— START Listing —

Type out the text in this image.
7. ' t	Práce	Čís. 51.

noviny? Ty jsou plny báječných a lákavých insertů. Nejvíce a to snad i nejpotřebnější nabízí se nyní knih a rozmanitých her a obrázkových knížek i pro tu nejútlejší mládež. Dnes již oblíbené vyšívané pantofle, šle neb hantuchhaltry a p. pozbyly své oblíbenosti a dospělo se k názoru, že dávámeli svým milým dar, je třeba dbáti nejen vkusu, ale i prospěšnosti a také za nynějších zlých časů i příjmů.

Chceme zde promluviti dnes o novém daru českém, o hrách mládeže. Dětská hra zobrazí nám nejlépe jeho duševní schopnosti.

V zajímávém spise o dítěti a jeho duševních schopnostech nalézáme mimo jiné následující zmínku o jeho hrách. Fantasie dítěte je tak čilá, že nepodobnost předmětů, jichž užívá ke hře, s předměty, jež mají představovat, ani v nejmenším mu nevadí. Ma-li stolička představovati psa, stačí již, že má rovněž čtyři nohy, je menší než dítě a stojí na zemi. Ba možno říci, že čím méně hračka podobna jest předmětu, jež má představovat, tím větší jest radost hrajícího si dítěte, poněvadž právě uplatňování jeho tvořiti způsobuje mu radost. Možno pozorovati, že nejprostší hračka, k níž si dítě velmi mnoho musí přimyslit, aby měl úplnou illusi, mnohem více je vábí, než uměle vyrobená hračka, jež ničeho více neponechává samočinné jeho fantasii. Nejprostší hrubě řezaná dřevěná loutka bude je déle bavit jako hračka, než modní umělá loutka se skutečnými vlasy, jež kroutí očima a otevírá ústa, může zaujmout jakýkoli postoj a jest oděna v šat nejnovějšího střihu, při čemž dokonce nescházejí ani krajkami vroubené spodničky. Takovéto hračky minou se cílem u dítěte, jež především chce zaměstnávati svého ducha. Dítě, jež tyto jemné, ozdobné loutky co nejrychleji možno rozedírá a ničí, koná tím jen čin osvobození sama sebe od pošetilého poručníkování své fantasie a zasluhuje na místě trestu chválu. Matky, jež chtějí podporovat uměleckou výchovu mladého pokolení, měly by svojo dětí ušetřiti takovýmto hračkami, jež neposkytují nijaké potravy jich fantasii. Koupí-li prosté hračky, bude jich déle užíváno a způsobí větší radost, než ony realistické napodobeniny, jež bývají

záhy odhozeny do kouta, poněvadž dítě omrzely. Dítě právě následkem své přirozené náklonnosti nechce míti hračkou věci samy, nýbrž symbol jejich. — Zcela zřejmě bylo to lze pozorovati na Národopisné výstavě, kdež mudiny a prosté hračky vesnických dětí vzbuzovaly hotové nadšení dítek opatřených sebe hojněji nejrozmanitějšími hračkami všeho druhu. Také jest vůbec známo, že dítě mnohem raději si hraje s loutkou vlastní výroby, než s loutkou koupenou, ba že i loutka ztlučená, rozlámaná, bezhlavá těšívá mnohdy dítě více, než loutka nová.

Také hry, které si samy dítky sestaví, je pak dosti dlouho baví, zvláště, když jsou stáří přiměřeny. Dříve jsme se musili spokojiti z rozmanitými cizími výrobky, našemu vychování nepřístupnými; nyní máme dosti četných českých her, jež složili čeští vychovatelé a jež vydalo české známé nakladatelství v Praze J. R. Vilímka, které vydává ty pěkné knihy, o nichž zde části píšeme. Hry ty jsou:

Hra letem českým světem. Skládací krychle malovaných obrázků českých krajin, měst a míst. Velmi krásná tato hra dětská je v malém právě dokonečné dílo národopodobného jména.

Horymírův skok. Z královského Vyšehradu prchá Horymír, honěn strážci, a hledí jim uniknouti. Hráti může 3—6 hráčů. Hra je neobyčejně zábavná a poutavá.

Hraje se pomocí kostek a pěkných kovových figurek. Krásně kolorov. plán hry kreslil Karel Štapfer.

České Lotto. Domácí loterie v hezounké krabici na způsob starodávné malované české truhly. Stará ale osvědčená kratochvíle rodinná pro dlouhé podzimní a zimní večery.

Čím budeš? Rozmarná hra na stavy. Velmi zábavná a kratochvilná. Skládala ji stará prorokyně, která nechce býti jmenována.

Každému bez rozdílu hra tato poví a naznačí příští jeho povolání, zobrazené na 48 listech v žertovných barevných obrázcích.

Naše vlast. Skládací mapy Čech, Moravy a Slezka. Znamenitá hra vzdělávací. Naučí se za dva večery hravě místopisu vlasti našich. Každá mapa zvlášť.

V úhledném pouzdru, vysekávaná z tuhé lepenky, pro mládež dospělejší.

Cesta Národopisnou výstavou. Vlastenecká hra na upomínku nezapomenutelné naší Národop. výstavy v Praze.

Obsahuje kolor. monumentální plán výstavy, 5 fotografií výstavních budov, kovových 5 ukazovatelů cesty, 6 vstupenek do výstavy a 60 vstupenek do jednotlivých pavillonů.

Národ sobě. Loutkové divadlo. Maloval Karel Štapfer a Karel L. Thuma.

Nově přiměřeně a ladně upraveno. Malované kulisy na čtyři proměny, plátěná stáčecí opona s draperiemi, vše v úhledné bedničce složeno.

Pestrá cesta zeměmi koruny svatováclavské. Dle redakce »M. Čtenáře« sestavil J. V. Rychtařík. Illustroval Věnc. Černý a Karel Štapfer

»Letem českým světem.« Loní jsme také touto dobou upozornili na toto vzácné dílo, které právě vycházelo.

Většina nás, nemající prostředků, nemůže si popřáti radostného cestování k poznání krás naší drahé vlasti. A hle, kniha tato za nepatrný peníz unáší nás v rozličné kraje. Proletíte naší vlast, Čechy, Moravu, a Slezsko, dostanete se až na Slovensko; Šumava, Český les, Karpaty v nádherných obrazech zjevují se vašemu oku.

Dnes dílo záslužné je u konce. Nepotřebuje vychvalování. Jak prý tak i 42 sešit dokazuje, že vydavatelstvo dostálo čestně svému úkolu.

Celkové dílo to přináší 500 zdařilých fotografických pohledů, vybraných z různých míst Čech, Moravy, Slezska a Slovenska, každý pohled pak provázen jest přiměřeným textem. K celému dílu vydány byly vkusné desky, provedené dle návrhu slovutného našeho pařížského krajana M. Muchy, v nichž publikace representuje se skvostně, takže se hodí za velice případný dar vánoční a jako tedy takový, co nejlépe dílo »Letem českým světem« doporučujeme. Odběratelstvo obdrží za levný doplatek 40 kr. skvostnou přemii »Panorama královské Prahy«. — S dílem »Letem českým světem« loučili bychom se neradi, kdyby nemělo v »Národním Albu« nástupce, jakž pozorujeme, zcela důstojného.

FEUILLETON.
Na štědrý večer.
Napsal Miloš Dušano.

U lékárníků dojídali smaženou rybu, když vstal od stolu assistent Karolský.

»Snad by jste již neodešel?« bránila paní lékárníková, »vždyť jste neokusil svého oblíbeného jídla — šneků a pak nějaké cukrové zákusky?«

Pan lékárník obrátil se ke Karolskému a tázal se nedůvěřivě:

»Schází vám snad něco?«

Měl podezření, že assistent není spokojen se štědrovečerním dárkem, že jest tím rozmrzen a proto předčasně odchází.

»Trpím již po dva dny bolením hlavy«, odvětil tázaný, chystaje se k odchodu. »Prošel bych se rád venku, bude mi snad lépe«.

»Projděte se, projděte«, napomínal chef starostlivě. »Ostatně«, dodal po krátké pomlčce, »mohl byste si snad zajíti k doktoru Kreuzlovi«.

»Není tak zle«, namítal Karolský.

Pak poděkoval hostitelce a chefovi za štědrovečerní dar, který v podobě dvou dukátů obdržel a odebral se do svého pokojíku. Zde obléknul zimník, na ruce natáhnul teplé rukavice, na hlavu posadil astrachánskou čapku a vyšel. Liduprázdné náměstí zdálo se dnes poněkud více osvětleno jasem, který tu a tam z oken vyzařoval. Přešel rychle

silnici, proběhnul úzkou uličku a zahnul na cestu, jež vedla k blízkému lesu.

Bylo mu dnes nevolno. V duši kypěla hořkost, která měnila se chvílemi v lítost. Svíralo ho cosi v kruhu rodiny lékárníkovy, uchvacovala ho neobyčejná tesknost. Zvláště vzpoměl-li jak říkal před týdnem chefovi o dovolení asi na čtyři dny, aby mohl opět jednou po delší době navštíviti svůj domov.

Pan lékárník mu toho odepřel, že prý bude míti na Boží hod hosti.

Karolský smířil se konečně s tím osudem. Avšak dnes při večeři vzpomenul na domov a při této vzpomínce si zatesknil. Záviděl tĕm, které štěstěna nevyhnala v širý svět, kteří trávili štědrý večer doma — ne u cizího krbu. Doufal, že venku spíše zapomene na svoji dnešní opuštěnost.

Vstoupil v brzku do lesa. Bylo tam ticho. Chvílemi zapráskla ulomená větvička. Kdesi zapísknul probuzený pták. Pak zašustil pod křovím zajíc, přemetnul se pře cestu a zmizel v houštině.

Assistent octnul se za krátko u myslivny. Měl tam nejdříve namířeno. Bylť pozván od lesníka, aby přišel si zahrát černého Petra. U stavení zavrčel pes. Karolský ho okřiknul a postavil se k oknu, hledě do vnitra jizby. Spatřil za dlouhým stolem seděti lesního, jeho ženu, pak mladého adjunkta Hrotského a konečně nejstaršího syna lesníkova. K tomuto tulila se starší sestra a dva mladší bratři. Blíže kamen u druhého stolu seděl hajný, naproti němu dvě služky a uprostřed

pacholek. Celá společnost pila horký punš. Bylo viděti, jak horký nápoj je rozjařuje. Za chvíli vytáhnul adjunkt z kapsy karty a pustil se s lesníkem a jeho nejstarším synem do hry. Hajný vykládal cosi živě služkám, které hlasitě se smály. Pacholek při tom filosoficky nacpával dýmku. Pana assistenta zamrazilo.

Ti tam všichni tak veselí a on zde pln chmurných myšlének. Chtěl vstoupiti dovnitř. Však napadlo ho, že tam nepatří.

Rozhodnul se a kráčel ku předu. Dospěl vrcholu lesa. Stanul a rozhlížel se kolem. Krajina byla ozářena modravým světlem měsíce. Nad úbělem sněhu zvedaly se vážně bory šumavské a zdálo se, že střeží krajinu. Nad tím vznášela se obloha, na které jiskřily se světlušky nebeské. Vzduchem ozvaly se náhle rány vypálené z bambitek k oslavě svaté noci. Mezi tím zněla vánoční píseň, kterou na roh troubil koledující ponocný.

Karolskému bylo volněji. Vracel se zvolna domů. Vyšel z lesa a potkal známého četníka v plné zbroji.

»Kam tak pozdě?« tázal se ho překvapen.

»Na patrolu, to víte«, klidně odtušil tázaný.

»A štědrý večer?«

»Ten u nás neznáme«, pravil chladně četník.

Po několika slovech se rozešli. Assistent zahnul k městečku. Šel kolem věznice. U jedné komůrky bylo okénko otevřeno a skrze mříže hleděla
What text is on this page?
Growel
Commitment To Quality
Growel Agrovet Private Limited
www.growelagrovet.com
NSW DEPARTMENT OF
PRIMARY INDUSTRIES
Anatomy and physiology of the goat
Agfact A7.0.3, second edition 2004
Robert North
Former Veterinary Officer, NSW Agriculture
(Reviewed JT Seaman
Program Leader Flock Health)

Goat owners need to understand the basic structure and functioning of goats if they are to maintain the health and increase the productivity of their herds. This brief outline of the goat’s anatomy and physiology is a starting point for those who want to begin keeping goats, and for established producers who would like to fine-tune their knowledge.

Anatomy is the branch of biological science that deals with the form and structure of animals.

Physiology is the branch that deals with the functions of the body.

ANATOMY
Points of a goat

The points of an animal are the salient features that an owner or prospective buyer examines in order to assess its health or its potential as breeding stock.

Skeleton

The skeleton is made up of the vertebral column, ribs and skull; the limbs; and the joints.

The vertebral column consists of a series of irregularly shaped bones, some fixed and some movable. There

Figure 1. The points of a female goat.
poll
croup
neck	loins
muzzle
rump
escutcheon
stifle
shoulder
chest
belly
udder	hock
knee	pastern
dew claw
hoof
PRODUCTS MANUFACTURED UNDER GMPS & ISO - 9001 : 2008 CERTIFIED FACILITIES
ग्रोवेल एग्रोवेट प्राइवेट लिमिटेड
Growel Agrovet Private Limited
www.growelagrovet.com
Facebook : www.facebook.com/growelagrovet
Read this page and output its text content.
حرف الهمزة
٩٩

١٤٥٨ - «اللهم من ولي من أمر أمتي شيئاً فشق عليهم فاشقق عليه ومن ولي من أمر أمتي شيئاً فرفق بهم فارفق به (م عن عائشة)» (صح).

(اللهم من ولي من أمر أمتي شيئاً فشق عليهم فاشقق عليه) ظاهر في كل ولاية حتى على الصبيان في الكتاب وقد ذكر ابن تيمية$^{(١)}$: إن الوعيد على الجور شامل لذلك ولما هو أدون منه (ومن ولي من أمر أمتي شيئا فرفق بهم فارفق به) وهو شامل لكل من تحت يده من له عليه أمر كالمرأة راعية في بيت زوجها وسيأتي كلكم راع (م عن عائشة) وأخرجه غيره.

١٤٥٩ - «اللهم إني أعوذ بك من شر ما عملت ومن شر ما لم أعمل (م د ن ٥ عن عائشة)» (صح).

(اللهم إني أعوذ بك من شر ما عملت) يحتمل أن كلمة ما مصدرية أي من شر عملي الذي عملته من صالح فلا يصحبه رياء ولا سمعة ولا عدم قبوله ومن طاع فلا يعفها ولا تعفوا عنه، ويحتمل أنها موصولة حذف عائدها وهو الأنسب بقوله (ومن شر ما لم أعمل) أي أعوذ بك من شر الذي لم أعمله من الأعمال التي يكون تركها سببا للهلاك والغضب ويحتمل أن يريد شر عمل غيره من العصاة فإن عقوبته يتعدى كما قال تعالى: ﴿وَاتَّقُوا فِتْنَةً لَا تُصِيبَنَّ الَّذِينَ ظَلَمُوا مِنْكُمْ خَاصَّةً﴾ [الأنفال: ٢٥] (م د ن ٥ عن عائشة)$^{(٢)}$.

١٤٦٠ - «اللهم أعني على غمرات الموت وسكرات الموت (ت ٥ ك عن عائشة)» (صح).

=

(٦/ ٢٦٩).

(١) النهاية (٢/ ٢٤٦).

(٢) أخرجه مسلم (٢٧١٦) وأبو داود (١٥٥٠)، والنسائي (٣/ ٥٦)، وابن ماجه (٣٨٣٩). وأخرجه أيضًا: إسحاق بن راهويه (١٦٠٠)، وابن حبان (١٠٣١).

— END Listing —

Task to carry out → Search the listing for the word "branch" and return each line that holds it.

Written response →
Anatomy is the branch of biological science that deals with the form and structure of animals.
Physiology is the branch that deals with the functions of the body.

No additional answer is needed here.